## To do
Transcribe the listing that follows in full, omitting pictures.

## Dataset excerpts
* * * *

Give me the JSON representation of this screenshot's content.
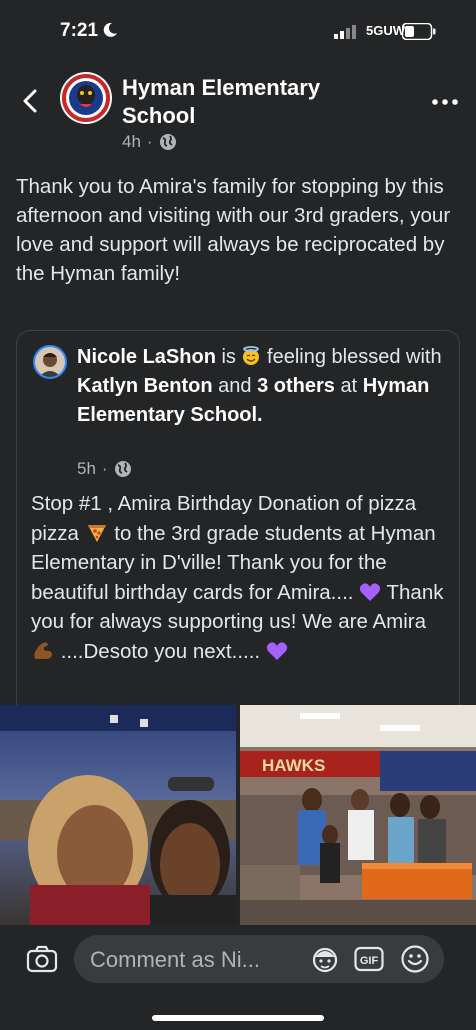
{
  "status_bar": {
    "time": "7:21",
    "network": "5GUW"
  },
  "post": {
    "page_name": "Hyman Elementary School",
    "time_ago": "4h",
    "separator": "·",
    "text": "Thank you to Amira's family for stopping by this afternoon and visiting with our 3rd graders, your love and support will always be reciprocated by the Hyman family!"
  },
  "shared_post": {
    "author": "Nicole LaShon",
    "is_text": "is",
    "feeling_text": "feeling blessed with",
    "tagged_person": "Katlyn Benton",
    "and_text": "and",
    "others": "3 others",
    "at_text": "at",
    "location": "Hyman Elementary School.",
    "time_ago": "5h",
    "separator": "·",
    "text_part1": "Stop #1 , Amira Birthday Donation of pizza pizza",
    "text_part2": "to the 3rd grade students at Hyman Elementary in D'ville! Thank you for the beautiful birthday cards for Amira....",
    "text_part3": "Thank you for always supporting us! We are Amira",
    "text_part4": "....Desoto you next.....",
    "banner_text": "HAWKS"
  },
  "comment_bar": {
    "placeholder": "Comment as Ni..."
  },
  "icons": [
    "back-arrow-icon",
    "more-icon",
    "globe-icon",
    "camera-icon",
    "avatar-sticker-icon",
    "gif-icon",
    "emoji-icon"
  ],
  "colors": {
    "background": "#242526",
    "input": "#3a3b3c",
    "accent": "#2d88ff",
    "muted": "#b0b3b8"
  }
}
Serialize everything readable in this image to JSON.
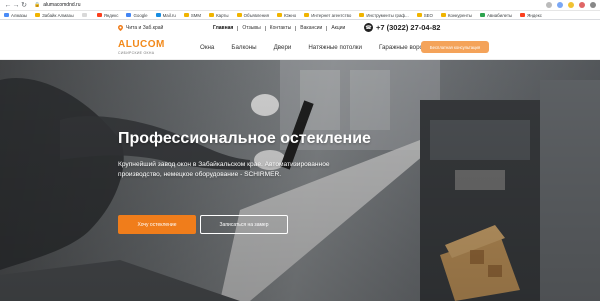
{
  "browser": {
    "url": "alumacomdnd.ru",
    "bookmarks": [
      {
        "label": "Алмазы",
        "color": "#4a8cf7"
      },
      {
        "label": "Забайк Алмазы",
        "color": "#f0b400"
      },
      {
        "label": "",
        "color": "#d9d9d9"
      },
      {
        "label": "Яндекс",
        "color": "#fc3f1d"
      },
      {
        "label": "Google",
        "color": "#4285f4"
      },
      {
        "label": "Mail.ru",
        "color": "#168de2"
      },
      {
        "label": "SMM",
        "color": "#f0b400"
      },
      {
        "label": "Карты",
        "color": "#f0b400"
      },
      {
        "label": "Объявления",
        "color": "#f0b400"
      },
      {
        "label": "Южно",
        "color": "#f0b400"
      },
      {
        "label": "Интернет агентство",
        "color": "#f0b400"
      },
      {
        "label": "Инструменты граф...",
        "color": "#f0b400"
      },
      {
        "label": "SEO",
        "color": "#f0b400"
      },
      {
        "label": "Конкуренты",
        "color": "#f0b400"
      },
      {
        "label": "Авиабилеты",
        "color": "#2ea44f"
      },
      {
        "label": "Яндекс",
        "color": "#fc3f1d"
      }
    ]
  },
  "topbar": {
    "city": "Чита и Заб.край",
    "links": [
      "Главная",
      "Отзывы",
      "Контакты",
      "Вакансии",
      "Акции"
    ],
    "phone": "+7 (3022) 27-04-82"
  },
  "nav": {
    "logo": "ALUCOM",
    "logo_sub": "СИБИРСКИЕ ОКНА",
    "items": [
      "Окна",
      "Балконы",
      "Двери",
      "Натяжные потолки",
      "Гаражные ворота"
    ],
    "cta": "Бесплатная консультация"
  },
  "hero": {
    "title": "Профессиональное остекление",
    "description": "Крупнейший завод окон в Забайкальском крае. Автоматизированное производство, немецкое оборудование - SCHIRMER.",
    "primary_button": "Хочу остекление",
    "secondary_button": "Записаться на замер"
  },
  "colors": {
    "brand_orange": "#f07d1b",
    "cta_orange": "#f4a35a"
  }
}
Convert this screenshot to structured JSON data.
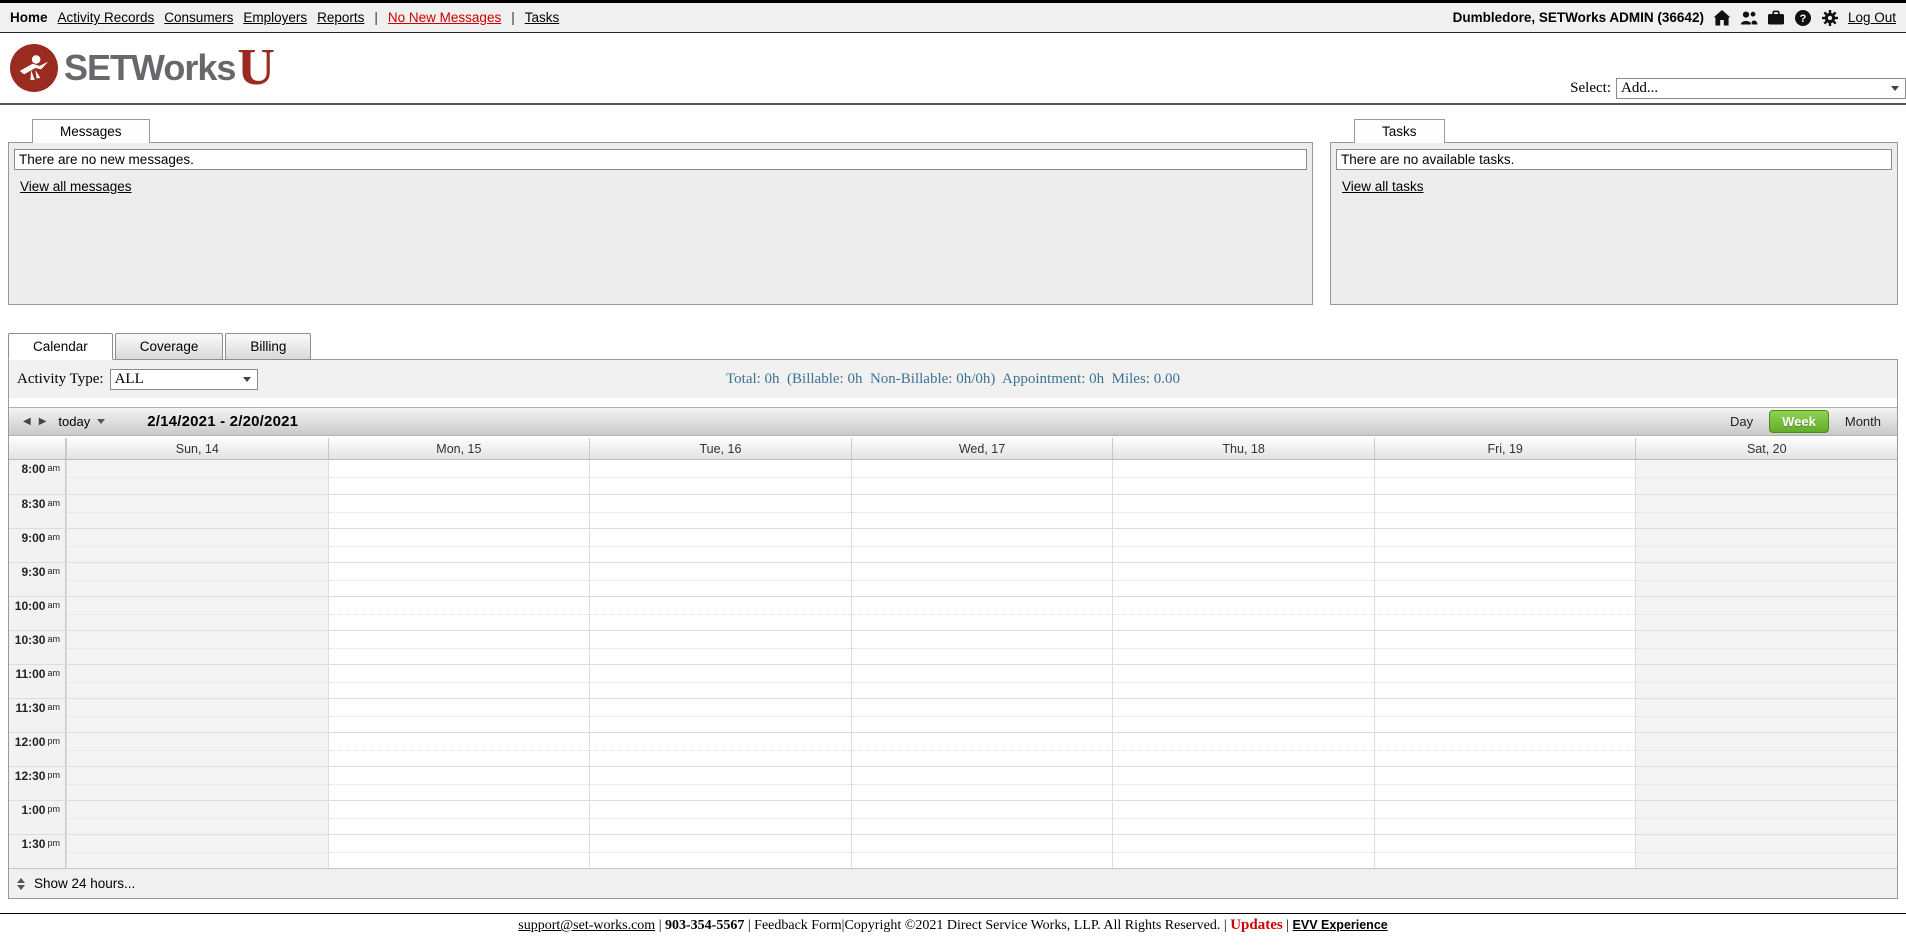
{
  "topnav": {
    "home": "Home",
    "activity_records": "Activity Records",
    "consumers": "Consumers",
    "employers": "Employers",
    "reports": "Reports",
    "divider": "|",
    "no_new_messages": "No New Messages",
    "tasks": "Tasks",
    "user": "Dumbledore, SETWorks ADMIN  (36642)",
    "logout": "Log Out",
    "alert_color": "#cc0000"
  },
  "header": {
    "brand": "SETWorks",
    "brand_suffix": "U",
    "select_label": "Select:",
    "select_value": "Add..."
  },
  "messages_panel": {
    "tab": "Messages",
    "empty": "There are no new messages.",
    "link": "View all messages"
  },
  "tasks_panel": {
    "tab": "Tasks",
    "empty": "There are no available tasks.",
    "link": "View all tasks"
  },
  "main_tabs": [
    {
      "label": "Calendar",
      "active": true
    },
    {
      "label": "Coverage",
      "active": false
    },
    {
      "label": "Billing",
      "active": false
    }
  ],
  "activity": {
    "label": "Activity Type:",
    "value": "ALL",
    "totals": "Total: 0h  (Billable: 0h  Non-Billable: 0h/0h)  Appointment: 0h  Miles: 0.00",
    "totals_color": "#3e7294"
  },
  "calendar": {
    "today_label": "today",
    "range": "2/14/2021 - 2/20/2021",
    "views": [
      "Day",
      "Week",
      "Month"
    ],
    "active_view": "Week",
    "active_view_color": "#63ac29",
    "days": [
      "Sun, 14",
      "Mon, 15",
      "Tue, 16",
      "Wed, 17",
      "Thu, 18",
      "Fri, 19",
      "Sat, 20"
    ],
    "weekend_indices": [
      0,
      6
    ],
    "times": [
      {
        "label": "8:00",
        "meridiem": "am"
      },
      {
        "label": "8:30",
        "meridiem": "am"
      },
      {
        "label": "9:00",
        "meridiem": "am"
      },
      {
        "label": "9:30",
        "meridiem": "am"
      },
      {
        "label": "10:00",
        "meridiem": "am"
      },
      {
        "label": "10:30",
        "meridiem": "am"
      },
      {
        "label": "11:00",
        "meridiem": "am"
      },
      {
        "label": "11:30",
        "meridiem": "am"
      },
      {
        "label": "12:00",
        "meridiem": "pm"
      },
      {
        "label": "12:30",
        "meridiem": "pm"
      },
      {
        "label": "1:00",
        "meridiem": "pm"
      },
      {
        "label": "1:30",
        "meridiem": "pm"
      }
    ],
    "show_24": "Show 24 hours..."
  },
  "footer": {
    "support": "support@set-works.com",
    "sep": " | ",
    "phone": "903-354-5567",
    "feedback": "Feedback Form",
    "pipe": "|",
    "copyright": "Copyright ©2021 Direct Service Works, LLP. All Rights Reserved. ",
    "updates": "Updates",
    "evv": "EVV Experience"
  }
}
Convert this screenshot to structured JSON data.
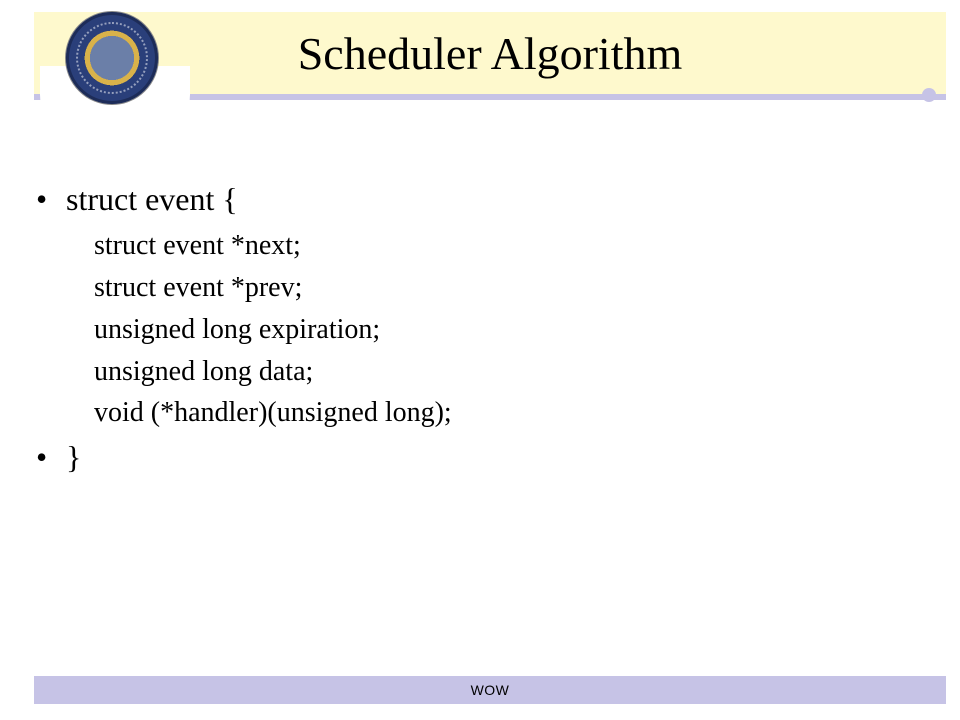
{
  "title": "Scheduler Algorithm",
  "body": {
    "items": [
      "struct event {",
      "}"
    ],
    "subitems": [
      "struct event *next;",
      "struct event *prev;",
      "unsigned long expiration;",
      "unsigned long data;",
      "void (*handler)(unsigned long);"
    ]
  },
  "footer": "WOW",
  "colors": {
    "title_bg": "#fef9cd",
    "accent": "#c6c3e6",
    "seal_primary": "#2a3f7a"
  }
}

* * * *

## Task result
Give me the JSON representation of this screenshot's content.
{
  "status_bar": {
    "time": "7:21",
    "network": "5GUW"
  },
  "post": {
    "page_name": "Hyman Elementary School",
    "time_ago": "4h",
    "separator": "·",
    "text": "Thank you to Amira's family for stopping by this afternoon and visiting with our 3rd graders, your love and support will always be reciprocated by the Hyman family!"
  },
  "shared_post": {
    "author": "Nicole LaShon",
    "is_text": "is",
    "feeling_text": "feeling blessed with",
    "tagged_person": "Katlyn Benton",
    "and_text": "and",
    "others": "3 others",
    "at_text": "at",
    "location": "Hyman Elementary School.",
    "time_ago": "5h",
    "separator": "·",
    "text_part1": "Stop #1 , Amira Birthday Donation of pizza pizza",
    "text_part2": "to the 3rd grade students at Hyman Elementary in D'ville! Thank you for the beautiful birthday cards for Amira....",
    "text_part3": "Thank you for always supporting us! We are Amira",
    "text_part4": "....Desoto you next.....",
    "banner_text": "HAWKS"
  },
  "comment_bar": {
    "placeholder": "Comment as Ni..."
  },
  "icons": [
    "back-arrow-icon",
    "more-icon",
    "globe-icon",
    "camera-icon",
    "avatar-sticker-icon",
    "gif-icon",
    "emoji-icon"
  ],
  "colors": {
    "background": "#242526",
    "input": "#3a3b3c",
    "accent": "#2d88ff",
    "muted": "#b0b3b8"
  }
}
Serialize everything readable in this image to JSON.
{
  "browser": {
    "url": "alumacomdnd.ru",
    "bookmarks": [
      {
        "label": "Алмазы",
        "color": "#4a8cf7"
      },
      {
        "label": "Забайк Алмазы",
        "color": "#f0b400"
      },
      {
        "label": "",
        "color": "#d9d9d9"
      },
      {
        "label": "Яндекс",
        "color": "#fc3f1d"
      },
      {
        "label": "Google",
        "color": "#4285f4"
      },
      {
        "label": "Mail.ru",
        "color": "#168de2"
      },
      {
        "label": "SMM",
        "color": "#f0b400"
      },
      {
        "label": "Карты",
        "color": "#f0b400"
      },
      {
        "label": "Объявления",
        "color": "#f0b400"
      },
      {
        "label": "Южно",
        "color": "#f0b400"
      },
      {
        "label": "Интернет агентство",
        "color": "#f0b400"
      },
      {
        "label": "Инструменты граф...",
        "color": "#f0b400"
      },
      {
        "label": "SEO",
        "color": "#f0b400"
      },
      {
        "label": "Конкуренты",
        "color": "#f0b400"
      },
      {
        "label": "Авиабилеты",
        "color": "#2ea44f"
      },
      {
        "label": "Яндекс",
        "color": "#fc3f1d"
      }
    ]
  },
  "topbar": {
    "city": "Чита и Заб.край",
    "links": [
      "Главная",
      "Отзывы",
      "Контакты",
      "Вакансии",
      "Акции"
    ],
    "phone": "+7 (3022) 27-04-82"
  },
  "nav": {
    "logo": "ALUCOM",
    "logo_sub": "СИБИРСКИЕ ОКНА",
    "items": [
      "Окна",
      "Балконы",
      "Двери",
      "Натяжные потолки",
      "Гаражные ворота"
    ],
    "cta": "Бесплатная консультация"
  },
  "hero": {
    "title": "Профессиональное остекление",
    "description": "Крупнейший завод окон в Забайкальском крае. Автоматизированное производство, немецкое оборудование - SCHIRMER.",
    "primary_button": "Хочу остекление",
    "secondary_button": "Записаться на замер"
  },
  "colors": {
    "brand_orange": "#f07d1b",
    "cta_orange": "#f4a35a"
  }
}
Convert this screenshot to structured JSON data.
{
  "topnav": {
    "home": "Home",
    "activity_records": "Activity Records",
    "consumers": "Consumers",
    "employers": "Employers",
    "reports": "Reports",
    "divider": "|",
    "no_new_messages": "No New Messages",
    "tasks": "Tasks",
    "user": "Dumbledore, SETWorks ADMIN  (36642)",
    "logout": "Log Out",
    "alert_color": "#cc0000"
  },
  "header": {
    "brand": "SETWorks",
    "brand_suffix": "U",
    "select_label": "Select:",
    "select_value": "Add..."
  },
  "messages_panel": {
    "tab": "Messages",
    "empty": "There are no new messages.",
    "link": "View all messages"
  },
  "tasks_panel": {
    "tab": "Tasks",
    "empty": "There are no available tasks.",
    "link": "View all tasks"
  },
  "main_tabs": [
    {
      "label": "Calendar",
      "active": true
    },
    {
      "label": "Coverage",
      "active": false
    },
    {
      "label": "Billing",
      "active": false
    }
  ],
  "activity": {
    "label": "Activity Type:",
    "value": "ALL",
    "totals": "Total: 0h  (Billable: 0h  Non-Billable: 0h/0h)  Appointment: 0h  Miles: 0.00",
    "totals_color": "#3e7294"
  },
  "calendar": {
    "today_label": "today",
    "range": "2/14/2021 - 2/20/2021",
    "views": [
      "Day",
      "Week",
      "Month"
    ],
    "active_view": "Week",
    "active_view_color": "#63ac29",
    "days": [
      "Sun, 14",
      "Mon, 15",
      "Tue, 16",
      "Wed, 17",
      "Thu, 18",
      "Fri, 19",
      "Sat, 20"
    ],
    "weekend_indices": [
      0,
      6
    ],
    "times": [
      {
        "label": "8:00",
        "meridiem": "am"
      },
      {
        "label": "8:30",
        "meridiem": "am"
      },
      {
        "label": "9:00",
        "meridiem": "am"
      },
      {
        "label": "9:30",
        "meridiem": "am"
      },
      {
        "label": "10:00",
        "meridiem": "am"
      },
      {
        "label": "10:30",
        "meridiem": "am"
      },
      {
        "label": "11:00",
        "meridiem": "am"
      },
      {
        "label": "11:30",
        "meridiem": "am"
      },
      {
        "label": "12:00",
        "meridiem": "pm"
      },
      {
        "label": "12:30",
        "meridiem": "pm"
      },
      {
        "label": "1:00",
        "meridiem": "pm"
      },
      {
        "label": "1:30",
        "meridiem": "pm"
      }
    ],
    "show_24": "Show 24 hours..."
  },
  "footer": {
    "support": "support@set-works.com",
    "sep": " | ",
    "phone": "903-354-5567",
    "feedback": "Feedback Form",
    "pipe": "|",
    "copyright": "Copyright ©2021 Direct Service Works, LLP. All Rights Reserved. ",
    "updates": "Updates",
    "evv": "EVV Experience"
  }
}
Convert this screenshot to structured JSON data.
{
  "title": "Scheduler Algorithm",
  "body": {
    "items": [
      "struct event {",
      "}"
    ],
    "subitems": [
      "struct event *next;",
      "struct event *prev;",
      "unsigned long expiration;",
      "unsigned long data;",
      "void (*handler)(unsigned long);"
    ]
  },
  "footer": "WOW",
  "colors": {
    "title_bg": "#fef9cd",
    "accent": "#c6c3e6",
    "seal_primary": "#2a3f7a"
  }
}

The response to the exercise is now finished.